The problem -> Copy the data precisely, character for character, and leave out every picture.

[Start Input material]

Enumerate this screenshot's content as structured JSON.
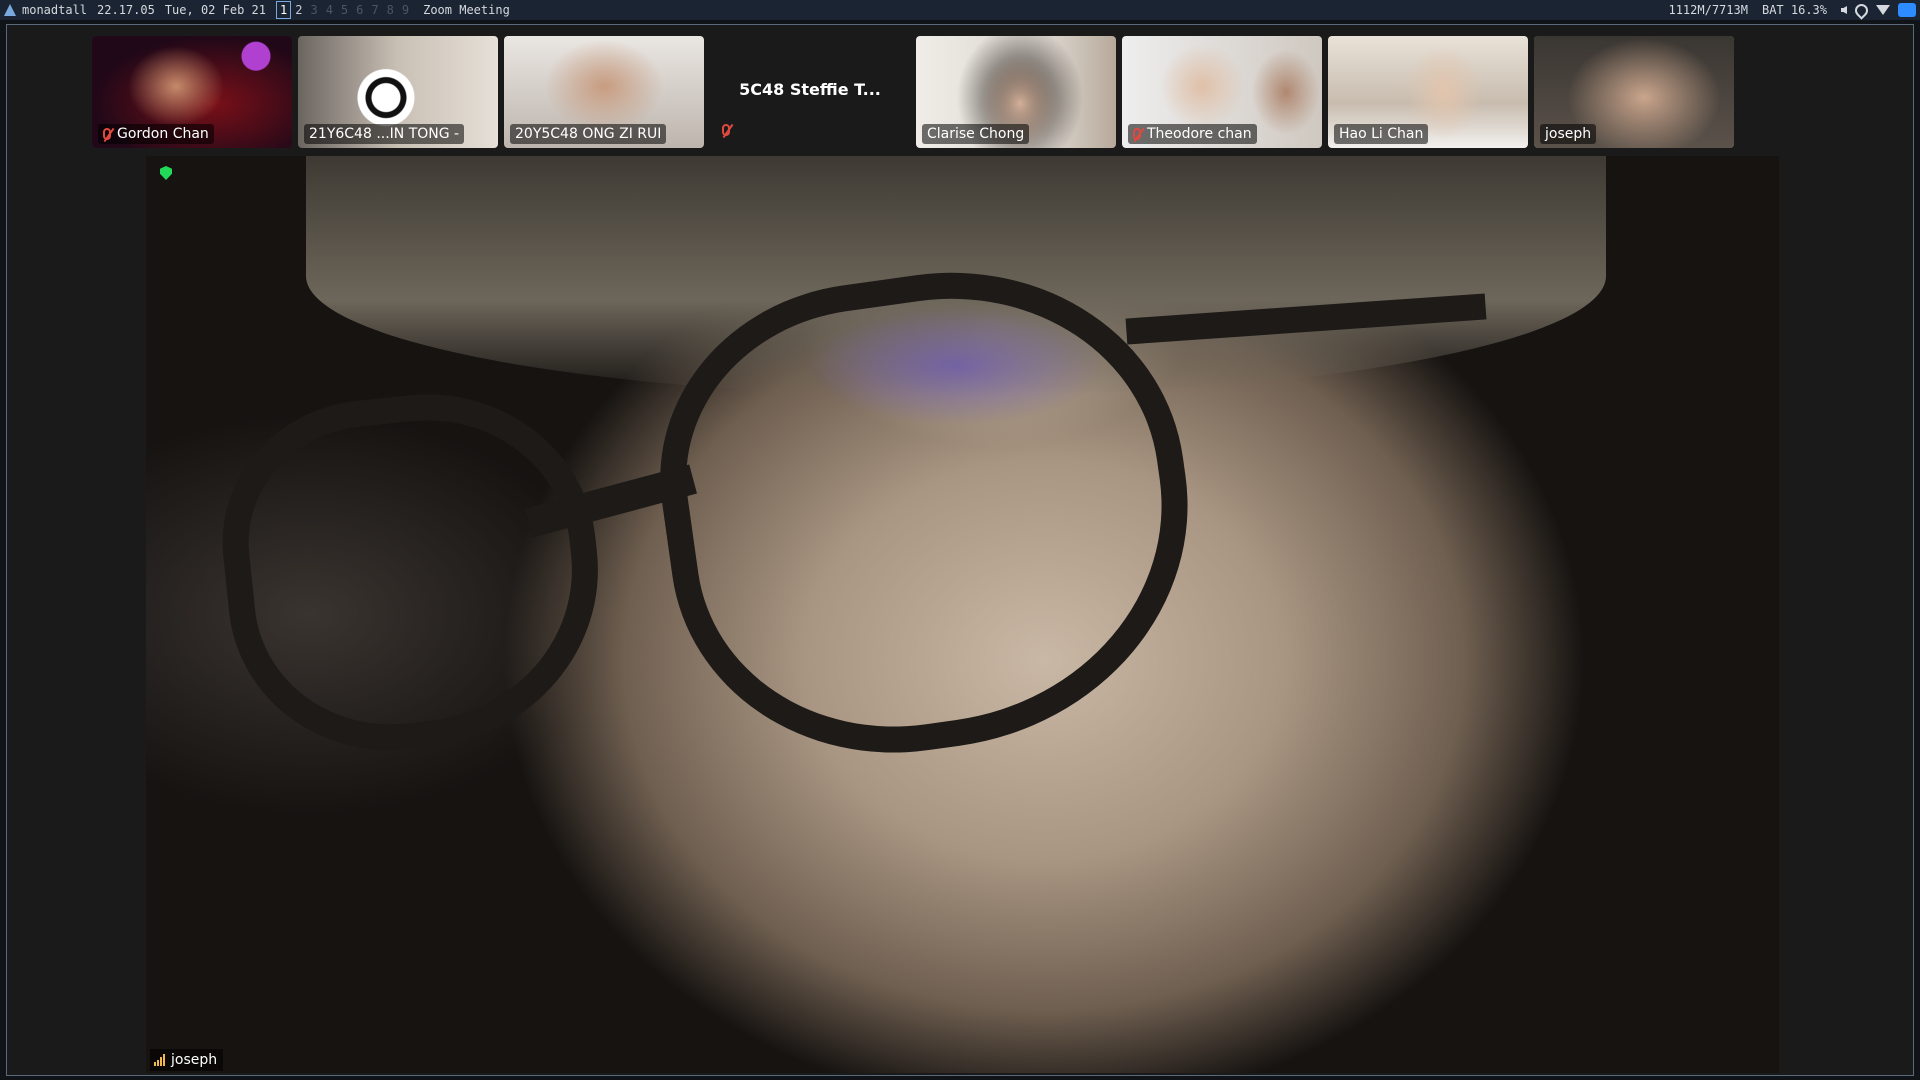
{
  "topbar": {
    "wm_name": "monadtall",
    "time": "22.17.05",
    "date": "Tue, 02 Feb 21",
    "workspaces": [
      "1",
      "2",
      "3",
      "4",
      "5",
      "6",
      "7",
      "8",
      "9"
    ],
    "active_workspace": "1",
    "window_title": "Zoom Meeting",
    "memory": "1112M/7713M",
    "battery": "BAT 16.3%",
    "tray_icons": [
      "volume-icon",
      "location-icon",
      "wifi-icon",
      "zoom-tray-icon"
    ]
  },
  "participants": [
    {
      "name": "Gordon Chan",
      "muted": true
    },
    {
      "name": "21Y6C48 ...IN TONG -",
      "muted": false
    },
    {
      "name": "20Y5C48 ONG ZI RUI",
      "muted": false
    },
    {
      "name": "5C48 Steffie T...",
      "muted": true,
      "video_off": true
    },
    {
      "name": "Clarise Chong",
      "muted": false
    },
    {
      "name": "Theodore chan",
      "muted": true
    },
    {
      "name": "Hao Li Chan",
      "muted": false
    },
    {
      "name": "joseph",
      "muted": false,
      "speaking": true
    }
  ],
  "active_speaker": {
    "name": "joseph",
    "accent": "#23d959"
  },
  "colors": {
    "speaking_border": "#23d959",
    "mute_red": "#e0493f",
    "topbar_bg": "#1b2433"
  }
}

[End Input material]

Exercise answer ->
Enumerate this screenshot's content as structured JSON.
{
  "topbar": {
    "wm_name": "monadtall",
    "time": "22.17.05",
    "date": "Tue, 02 Feb 21",
    "workspaces": [
      "1",
      "2",
      "3",
      "4",
      "5",
      "6",
      "7",
      "8",
      "9"
    ],
    "active_workspace": "1",
    "window_title": "Zoom Meeting",
    "memory": "1112M/7713M",
    "battery": "BAT 16.3%",
    "tray_icons": [
      "volume-icon",
      "location-icon",
      "wifi-icon",
      "zoom-tray-icon"
    ]
  },
  "participants": [
    {
      "name": "Gordon Chan",
      "muted": true
    },
    {
      "name": "21Y6C48 ...IN TONG -",
      "muted": false
    },
    {
      "name": "20Y5C48 ONG ZI RUI",
      "muted": false
    },
    {
      "name": "5C48 Steffie T...",
      "muted": true,
      "video_off": true
    },
    {
      "name": "Clarise Chong",
      "muted": false
    },
    {
      "name": "Theodore chan",
      "muted": true
    },
    {
      "name": "Hao Li Chan",
      "muted": false
    },
    {
      "name": "joseph",
      "muted": false,
      "speaking": true
    }
  ],
  "active_speaker": {
    "name": "joseph",
    "accent": "#23d959"
  },
  "colors": {
    "speaking_border": "#23d959",
    "mute_red": "#e0493f",
    "topbar_bg": "#1b2433"
  }
}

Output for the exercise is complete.